» Task to carry out
Wherever the string "действие" occurs in a line of these records, report that line.

» Extracted records
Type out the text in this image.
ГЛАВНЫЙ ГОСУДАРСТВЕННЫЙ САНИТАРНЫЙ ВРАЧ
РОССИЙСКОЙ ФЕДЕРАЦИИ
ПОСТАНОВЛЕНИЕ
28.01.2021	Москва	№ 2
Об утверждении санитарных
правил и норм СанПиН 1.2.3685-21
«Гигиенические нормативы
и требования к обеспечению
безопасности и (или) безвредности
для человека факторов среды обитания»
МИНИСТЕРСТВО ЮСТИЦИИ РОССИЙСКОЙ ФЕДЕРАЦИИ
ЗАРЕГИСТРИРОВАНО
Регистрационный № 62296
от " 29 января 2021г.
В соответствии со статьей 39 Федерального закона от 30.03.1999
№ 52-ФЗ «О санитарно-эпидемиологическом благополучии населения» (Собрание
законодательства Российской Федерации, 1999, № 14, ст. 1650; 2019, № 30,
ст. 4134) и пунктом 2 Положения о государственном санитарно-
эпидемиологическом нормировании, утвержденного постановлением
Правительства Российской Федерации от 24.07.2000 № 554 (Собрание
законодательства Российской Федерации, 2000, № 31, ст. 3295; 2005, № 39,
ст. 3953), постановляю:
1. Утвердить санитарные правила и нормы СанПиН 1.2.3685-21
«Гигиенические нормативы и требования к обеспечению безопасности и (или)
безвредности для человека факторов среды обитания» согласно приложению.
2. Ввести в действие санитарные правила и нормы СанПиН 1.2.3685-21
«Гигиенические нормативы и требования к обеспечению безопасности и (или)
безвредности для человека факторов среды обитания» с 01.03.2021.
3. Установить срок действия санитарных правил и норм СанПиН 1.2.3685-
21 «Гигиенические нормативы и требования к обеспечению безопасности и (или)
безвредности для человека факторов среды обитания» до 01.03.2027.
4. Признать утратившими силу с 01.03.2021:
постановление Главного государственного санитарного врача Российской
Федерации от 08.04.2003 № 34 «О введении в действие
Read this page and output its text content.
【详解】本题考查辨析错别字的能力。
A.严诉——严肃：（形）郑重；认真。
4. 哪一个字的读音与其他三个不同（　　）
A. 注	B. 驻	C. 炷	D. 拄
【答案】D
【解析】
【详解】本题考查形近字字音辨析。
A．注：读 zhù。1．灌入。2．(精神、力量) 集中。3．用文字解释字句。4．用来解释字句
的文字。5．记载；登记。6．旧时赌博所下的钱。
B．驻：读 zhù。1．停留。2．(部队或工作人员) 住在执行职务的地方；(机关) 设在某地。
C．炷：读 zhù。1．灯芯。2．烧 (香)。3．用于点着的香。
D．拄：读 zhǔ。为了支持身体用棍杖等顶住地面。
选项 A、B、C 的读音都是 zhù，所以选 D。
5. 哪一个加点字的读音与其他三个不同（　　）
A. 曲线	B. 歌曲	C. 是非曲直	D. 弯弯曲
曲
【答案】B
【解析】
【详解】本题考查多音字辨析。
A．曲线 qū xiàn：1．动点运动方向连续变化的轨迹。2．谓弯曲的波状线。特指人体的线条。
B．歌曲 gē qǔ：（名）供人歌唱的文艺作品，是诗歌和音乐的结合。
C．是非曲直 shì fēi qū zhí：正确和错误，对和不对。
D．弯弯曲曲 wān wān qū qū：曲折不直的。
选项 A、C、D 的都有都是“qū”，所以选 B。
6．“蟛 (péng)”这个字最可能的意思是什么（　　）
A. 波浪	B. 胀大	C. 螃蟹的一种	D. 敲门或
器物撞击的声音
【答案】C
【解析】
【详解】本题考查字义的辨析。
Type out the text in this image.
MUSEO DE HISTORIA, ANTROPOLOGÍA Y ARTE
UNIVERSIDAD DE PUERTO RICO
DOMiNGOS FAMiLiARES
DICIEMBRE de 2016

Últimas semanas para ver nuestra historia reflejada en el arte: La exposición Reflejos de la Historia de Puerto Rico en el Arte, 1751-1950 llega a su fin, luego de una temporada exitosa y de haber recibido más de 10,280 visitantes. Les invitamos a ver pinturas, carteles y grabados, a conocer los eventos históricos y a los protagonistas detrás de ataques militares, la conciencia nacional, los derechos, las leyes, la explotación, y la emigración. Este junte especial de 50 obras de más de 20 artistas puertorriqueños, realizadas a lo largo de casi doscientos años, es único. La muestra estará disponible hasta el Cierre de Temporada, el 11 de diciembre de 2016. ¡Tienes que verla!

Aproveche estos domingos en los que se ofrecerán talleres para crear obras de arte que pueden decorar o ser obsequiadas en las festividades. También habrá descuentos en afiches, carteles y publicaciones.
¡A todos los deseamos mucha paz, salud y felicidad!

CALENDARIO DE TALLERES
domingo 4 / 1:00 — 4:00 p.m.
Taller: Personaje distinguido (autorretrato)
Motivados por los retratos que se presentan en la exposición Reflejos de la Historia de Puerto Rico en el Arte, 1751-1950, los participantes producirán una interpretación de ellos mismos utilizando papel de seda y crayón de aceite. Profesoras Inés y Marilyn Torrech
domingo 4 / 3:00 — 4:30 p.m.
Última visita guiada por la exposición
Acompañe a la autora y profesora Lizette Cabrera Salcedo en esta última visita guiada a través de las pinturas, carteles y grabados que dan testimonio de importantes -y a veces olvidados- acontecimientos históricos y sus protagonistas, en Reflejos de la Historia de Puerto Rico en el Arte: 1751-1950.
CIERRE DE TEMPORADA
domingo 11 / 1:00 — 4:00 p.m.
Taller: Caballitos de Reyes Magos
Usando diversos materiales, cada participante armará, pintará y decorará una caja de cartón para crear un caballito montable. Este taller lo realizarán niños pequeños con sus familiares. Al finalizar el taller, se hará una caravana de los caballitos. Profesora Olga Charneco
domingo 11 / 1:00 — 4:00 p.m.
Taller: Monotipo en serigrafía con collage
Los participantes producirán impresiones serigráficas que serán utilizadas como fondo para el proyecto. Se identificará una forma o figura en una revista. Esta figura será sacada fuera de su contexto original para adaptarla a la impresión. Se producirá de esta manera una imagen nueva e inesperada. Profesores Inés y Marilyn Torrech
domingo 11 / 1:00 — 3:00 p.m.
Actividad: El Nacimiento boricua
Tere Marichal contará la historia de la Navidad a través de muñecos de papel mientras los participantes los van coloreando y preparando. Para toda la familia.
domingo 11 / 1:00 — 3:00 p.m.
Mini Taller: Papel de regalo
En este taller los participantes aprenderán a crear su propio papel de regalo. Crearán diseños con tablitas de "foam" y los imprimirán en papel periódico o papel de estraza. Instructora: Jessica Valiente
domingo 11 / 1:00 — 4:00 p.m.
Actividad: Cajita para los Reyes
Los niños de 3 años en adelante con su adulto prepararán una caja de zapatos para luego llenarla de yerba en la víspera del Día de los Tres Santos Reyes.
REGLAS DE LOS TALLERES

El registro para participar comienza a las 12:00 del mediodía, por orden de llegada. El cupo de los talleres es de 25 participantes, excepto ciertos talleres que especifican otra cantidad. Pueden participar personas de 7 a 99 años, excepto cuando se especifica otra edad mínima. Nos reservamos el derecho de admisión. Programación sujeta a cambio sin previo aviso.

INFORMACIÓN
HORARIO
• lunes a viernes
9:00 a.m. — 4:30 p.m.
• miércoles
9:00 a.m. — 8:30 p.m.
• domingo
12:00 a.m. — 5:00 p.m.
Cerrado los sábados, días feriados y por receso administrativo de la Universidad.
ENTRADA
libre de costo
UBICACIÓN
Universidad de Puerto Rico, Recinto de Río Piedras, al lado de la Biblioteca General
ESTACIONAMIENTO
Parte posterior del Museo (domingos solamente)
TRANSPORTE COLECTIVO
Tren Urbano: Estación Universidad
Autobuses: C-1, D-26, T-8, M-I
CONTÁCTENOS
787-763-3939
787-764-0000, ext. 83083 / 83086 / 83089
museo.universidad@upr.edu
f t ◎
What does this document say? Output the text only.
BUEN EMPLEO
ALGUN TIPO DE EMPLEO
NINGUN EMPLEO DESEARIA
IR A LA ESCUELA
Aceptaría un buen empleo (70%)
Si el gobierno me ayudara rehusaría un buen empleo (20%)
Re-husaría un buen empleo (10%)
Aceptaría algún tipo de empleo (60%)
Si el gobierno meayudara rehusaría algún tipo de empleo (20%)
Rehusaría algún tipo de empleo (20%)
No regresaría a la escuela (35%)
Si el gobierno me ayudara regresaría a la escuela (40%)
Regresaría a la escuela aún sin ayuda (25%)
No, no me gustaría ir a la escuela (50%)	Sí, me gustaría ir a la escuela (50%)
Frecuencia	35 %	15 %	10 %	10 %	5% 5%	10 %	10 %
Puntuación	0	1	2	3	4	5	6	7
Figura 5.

» Written response
2. Ввести в действие санитарные правила и нормы СанПиН 1.2.3685-21
Федерации от 08.04.2003 № 34 «О введении в действие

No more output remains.